[Data entries]
* BEGIN *

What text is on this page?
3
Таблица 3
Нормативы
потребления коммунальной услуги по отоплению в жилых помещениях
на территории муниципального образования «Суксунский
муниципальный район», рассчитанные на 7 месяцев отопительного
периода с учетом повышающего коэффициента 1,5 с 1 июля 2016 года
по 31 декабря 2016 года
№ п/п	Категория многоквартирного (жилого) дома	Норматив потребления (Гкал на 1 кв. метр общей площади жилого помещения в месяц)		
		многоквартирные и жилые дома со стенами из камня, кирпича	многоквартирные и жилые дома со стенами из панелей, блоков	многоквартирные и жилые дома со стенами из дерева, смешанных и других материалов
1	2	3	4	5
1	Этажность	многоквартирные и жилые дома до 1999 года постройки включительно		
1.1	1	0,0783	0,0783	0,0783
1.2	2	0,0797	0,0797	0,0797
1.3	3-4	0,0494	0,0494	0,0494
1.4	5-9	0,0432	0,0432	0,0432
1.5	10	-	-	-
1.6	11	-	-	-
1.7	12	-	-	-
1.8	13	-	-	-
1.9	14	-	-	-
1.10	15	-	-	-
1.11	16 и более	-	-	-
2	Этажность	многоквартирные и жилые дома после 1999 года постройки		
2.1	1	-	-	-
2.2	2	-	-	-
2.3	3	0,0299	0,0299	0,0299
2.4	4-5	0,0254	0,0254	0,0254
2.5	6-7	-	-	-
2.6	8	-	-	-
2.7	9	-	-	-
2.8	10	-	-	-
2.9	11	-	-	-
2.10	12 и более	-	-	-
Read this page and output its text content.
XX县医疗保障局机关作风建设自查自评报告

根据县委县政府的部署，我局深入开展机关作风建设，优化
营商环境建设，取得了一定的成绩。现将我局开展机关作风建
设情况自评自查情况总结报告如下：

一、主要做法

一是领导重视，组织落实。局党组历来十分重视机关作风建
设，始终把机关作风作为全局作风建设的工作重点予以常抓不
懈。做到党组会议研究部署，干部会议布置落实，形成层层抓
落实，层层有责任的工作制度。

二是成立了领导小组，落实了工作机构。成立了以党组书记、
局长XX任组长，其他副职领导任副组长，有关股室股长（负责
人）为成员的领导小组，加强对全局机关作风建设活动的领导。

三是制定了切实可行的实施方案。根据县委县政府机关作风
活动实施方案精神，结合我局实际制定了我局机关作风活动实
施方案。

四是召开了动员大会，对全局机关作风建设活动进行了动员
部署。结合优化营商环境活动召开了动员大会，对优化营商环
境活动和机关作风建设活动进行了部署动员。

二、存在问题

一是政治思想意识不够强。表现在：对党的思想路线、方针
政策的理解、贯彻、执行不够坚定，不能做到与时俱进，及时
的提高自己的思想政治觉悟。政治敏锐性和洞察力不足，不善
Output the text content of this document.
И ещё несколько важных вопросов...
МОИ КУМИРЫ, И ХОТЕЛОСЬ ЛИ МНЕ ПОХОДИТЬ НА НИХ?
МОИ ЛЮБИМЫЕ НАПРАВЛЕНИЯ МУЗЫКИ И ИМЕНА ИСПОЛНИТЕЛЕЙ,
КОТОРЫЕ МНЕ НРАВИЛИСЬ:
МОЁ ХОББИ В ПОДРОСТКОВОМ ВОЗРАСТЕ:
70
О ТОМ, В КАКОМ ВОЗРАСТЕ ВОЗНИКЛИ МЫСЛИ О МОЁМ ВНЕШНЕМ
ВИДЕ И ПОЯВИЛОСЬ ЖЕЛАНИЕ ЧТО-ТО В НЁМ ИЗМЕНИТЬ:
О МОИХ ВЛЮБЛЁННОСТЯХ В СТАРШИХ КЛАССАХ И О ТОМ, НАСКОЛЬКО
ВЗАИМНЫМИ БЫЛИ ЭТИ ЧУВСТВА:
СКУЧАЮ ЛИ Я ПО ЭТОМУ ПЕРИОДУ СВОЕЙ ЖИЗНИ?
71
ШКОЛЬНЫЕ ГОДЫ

* END *

Copy out all of the records above with nothing altered.

§ **RESPONSE TO THE TASK**:
What text is on this page?
3
Таблица 3
Нормативы
потребления коммунальной услуги по отоплению в жилых помещениях
на территории муниципального образования «Суксунский
муниципальный район», рассчитанные на 7 месяцев отопительного
периода с учетом повышающего коэффициента 1,5 с 1 июля 2016 года
по 31 декабря 2016 года
№ п/п	Категория многоквартирного (жилого) дома	Норматив потребления (Гкал на 1 кв. метр общей площади жилого помещения в месяц)		
		многоквартирные и жилые дома со стенами из камня, кирпича	многоквартирные и жилые дома со стенами из панелей, блоков	многоквартирные и жилые дома со стенами из дерева, смешанных и других материалов
1	2	3	4	5
1	Этажность	многоквартирные и жилые дома до 1999 года постройки включительно		
1.1	1	0,0783	0,0783	0,0783
1.2	2	0,0797	0,0797	0,0797
1.3	3-4	0,0494	0,0494	0,0494
1.4	5-9	0,0432	0,0432	0,0432
1.5	10	-	-	-
1.6	11	-	-	-
1.7	12	-	-	-
1.8	13	-	-	-
1.9	14	-	-	-
1.10	15	-	-	-
1.11	16 и более	-	-	-
2	Этажность	многоквартирные и жилые дома после 1999 года постройки		
2.1	1	-	-	-
2.2	2	-	-	-
2.3	3	0,0299	0,0299	0,0299
2.4	4-5	0,0254	0,0254	0,0254
2.5	6-7	-	-	-
2.6	8	-	-	-
2.7	9	-	-	-
2.8	10	-	-	-
2.9	11	-	-	-
2.10	12 и более	-	-	-
Read this page and output its text content.
XX县医疗保障局机关作风建设自查自评报告

根据县委县政府的部署，我局深入开展机关作风建设，优化
营商环境建设，取得了一定的成绩。现将我局开展机关作风建
设情况自评自查情况总结报告如下：

一、主要做法

一是领导重视，组织落实。局党组历来十分重视机关作风建
设，始终把机关作风作为全局作风建设的工作重点予以常抓不
懈。做到党组会议研究部署，干部会议布置落实，形成层层抓
落实，层层有责任的工作制度。

二是成立了领导小组，落实了工作机构。成立了以党组书记、
局长XX任组长，其他副职领导任副组长，有关股室股长（负责
人）为成员的领导小组，加强对全局机关作风建设活动的领导。

三是制定了切实可行的实施方案。根据县委县政府机关作风
活动实施方案精神，结合我局实际制定了我局机关作风活动实
施方案。

四是召开了动员大会，对全局机关作风建设活动进行了动员
部署。结合优化营商环境活动召开了动员大会，对优化营商环
境活动和机关作风建设活动进行了部署动员。

二、存在问题

一是政治思想意识不够强。表现在：对党的思想路线、方针
政策的理解、贯彻、执行不够坚定，不能做到与时俱进，及时
的提高自己的思想政治觉悟。政治敏锐性和洞察力不足，不善
Output the text content of this document.
И ещё несколько важных вопросов...
МОИ КУМИРЫ, И ХОТЕЛОСЬ ЛИ МНЕ ПОХОДИТЬ НА НИХ?
МОИ ЛЮБИМЫЕ НАПРАВЛЕНИЯ МУЗЫКИ И ИМЕНА ИСПОЛНИТЕЛЕЙ,
КОТОРЫЕ МНЕ НРАВИЛИСЬ:
МОЁ ХОББИ В ПОДРОСТКОВОМ ВОЗРАСТЕ:
70
О ТОМ, В КАКОМ ВОЗРАСТЕ ВОЗНИКЛИ МЫСЛИ О МОЁМ ВНЕШНЕМ
ВИДЕ И ПОЯВИЛОСЬ ЖЕЛАНИЕ ЧТО-ТО В НЁМ ИЗМЕНИТЬ:
О МОИХ ВЛЮБЛЁННОСТЯХ В СТАРШИХ КЛАССАХ И О ТОМ, НАСКОЛЬКО
ВЗАИМНЫМИ БЫЛИ ЭТИ ЧУВСТВА:
СКУЧАЮ ЛИ Я ПО ЭТОМУ ПЕРИОДУ СВОЕЙ ЖИЗНИ?
71
ШКОЛЬНЫЕ ГОДЫ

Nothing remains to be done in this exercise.